-------- DATA EXTRACT --------
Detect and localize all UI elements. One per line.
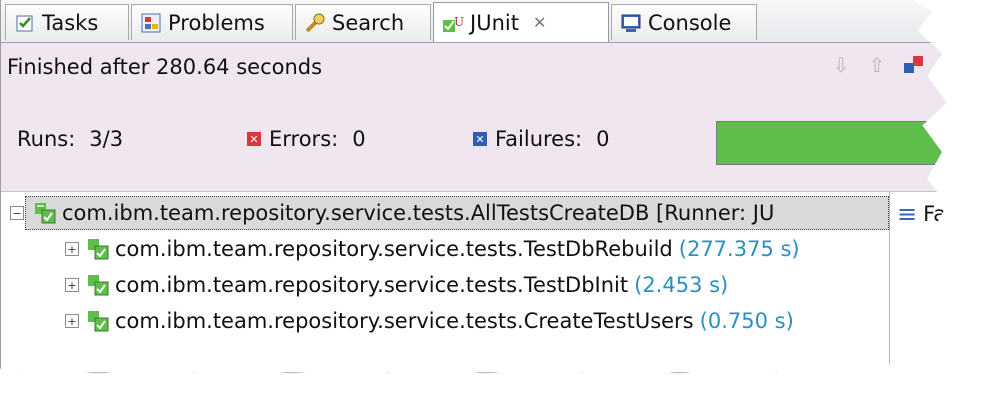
close-icon[interactable]: ✕: [533, 13, 546, 32]
tree-node-label: com.ibm.team.repository.service.tests.Cr…: [115, 309, 694, 333]
status-text: Finished after 280.64 seconds: [7, 55, 323, 79]
tree-row-child[interactable]: + com.ibm.team.repository.service.tests.…: [65, 232, 800, 266]
progress-bar: [716, 121, 952, 165]
tree-row-child[interactable]: + com.ibm.team.repository.service.tests.…: [65, 304, 794, 338]
next-failure-icon[interactable]: ⇩: [829, 53, 853, 77]
tab-label: Console: [648, 10, 732, 35]
tree-node-label: com.ibm.team.repository.service.tests.Al…: [62, 201, 775, 225]
tab-junit[interactable]: U JUnit ✕: [433, 2, 609, 42]
status-bar: Finished after 280.64 seconds ⇩ ⇧: [1, 43, 952, 91]
failure-trace-header: ≡ Fa: [897, 200, 946, 228]
failures-value: 0: [596, 127, 610, 151]
console-icon: [620, 12, 642, 34]
tree-row-child[interactable]: + com.ibm.team.repository.service.tests.…: [65, 268, 728, 302]
junit-view: Tasks Problems Search U JUnit ✕ Console: [0, 0, 952, 375]
runs-value: 3/3: [89, 127, 124, 151]
collapse-icon[interactable]: −: [10, 206, 24, 220]
tab-label: JUnit: [470, 10, 519, 35]
counter-panel: Runs: 3/3 ✕ Errors: 0 ✕ Failures: 0: [1, 91, 952, 192]
tab-problems[interactable]: Problems: [131, 4, 293, 40]
tasks-icon: [14, 12, 36, 34]
test-suite-icon: [87, 238, 109, 260]
runs-label: Runs:: [17, 127, 76, 151]
failures-label: Failures:: [495, 127, 583, 151]
svg-text:U: U: [454, 15, 464, 29]
expand-icon[interactable]: +: [65, 242, 79, 256]
errors-label: Errors:: [269, 127, 339, 151]
expand-icon[interactable]: +: [65, 314, 79, 328]
problems-icon: [140, 12, 162, 34]
view-tab-bar: Tasks Problems Search U JUnit ✕ Console: [1, 0, 952, 43]
test-duration: (2.453 s): [634, 273, 729, 297]
tab-search[interactable]: Search: [295, 4, 431, 40]
test-suite-icon: [87, 274, 109, 296]
failures-counter: ✕ Failures: 0: [473, 127, 609, 151]
errors-counter: ✕ Errors: 0: [247, 127, 366, 151]
horizontal-scrollbar[interactable]: [1, 372, 889, 375]
runs-counter: Runs: 3/3: [17, 127, 123, 151]
test-duration: (277.375 s): [678, 237, 800, 261]
failure-trace-label: Fa: [923, 202, 947, 226]
test-duration: (0.750 s): [699, 309, 794, 333]
tab-tasks[interactable]: Tasks: [5, 4, 129, 40]
tab-label: Tasks: [42, 10, 99, 35]
list-icon: ≡: [897, 200, 918, 228]
error-icon: ✕: [247, 132, 261, 146]
tab-console[interactable]: Console: [611, 4, 757, 40]
show-failures-only-icon[interactable]: [901, 53, 925, 77]
progress-fill: [717, 122, 952, 164]
failure-icon: ✕: [473, 132, 487, 146]
tab-label: Problems: [168, 10, 265, 35]
tree-node-label: com.ibm.team.repository.service.tests.Te…: [115, 273, 629, 297]
test-tree[interactable]: − com.ibm.team.repository.service.tests.…: [1, 192, 890, 375]
errors-value: 0: [352, 127, 366, 151]
junit-icon: U: [442, 12, 464, 34]
expand-icon[interactable]: +: [65, 278, 79, 292]
test-suite-icon: [34, 202, 56, 224]
previous-failure-icon[interactable]: ⇧: [865, 53, 889, 77]
tree-row-root[interactable]: − com.ibm.team.repository.service.tests.…: [10, 196, 889, 230]
junit-toolbar: ⇩ ⇧: [829, 53, 952, 77]
test-suite-icon: [87, 310, 109, 332]
history-icon[interactable]: [937, 53, 952, 77]
failure-trace-pane: ≡ Fa: [891, 192, 952, 375]
tab-label: Search: [332, 10, 405, 35]
search-icon: [304, 12, 326, 34]
tree-node-label: com.ibm.team.repository.service.tests.Te…: [115, 237, 673, 261]
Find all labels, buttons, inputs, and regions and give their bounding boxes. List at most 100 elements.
--------
**REQUIREMENTS**
Repeat the lines between the one holding "close-icon[interactable]: ✕: [533, 13, 546, 32]" and the one holding "problems-icon: [140, 12, 162, 34]", inclusive, exactly as they appear in the rows.

**SOLUTION FOR THIS EXERCISE**
close-icon[interactable]: ✕: [533, 13, 546, 32]
tree-node-label: com.ibm.team.repository.service.tests.Cr…: [115, 309, 694, 333]
status-text: Finished after 280.64 seconds: [7, 55, 323, 79]
tree-row-child[interactable]: + com.ibm.team.repository.service.tests.…: [65, 232, 800, 266]
progress-bar: [716, 121, 952, 165]
tree-row-child[interactable]: + com.ibm.team.repository.service.tests.…: [65, 304, 794, 338]
next-failure-icon[interactable]: ⇩: [829, 53, 853, 77]
tab-label: Console: [648, 10, 732, 35]
tree-node-label: com.ibm.team.repository.service.tests.Al…: [62, 201, 775, 225]
tab-junit[interactable]: U JUnit ✕: [433, 2, 609, 42]
status-bar: Finished after 280.64 seconds ⇩ ⇧: [1, 43, 952, 91]
failure-trace-header: ≡ Fa: [897, 200, 946, 228]
failures-value: 0: [596, 127, 610, 151]
console-icon: [620, 12, 642, 34]
tree-row-child[interactable]: + com.ibm.team.repository.service.tests.…: [65, 268, 728, 302]
junit-view: Tasks Problems Search U JUnit ✕ Console: [0, 0, 952, 375]
runs-value: 3/3: [89, 127, 124, 151]
collapse-icon[interactable]: −: [10, 206, 24, 220]
tab-label: JUnit: [470, 10, 519, 35]
counter-panel: Runs: 3/3 ✕ Errors: 0 ✕ Failures: 0: [1, 91, 952, 192]
tab-problems[interactable]: Problems: [131, 4, 293, 40]
tasks-icon: [14, 12, 36, 34]
test-suite-icon: [87, 238, 109, 260]
runs-label: Runs:: [17, 127, 76, 151]
failures-label: Failures:: [495, 127, 583, 151]
svg-text:U: U: [454, 15, 464, 29]
expand-icon[interactable]: +: [65, 242, 79, 256]
errors-label: Errors:: [269, 127, 339, 151]
expand-icon[interactable]: +: [65, 314, 79, 328]
problems-icon: [140, 12, 162, 34]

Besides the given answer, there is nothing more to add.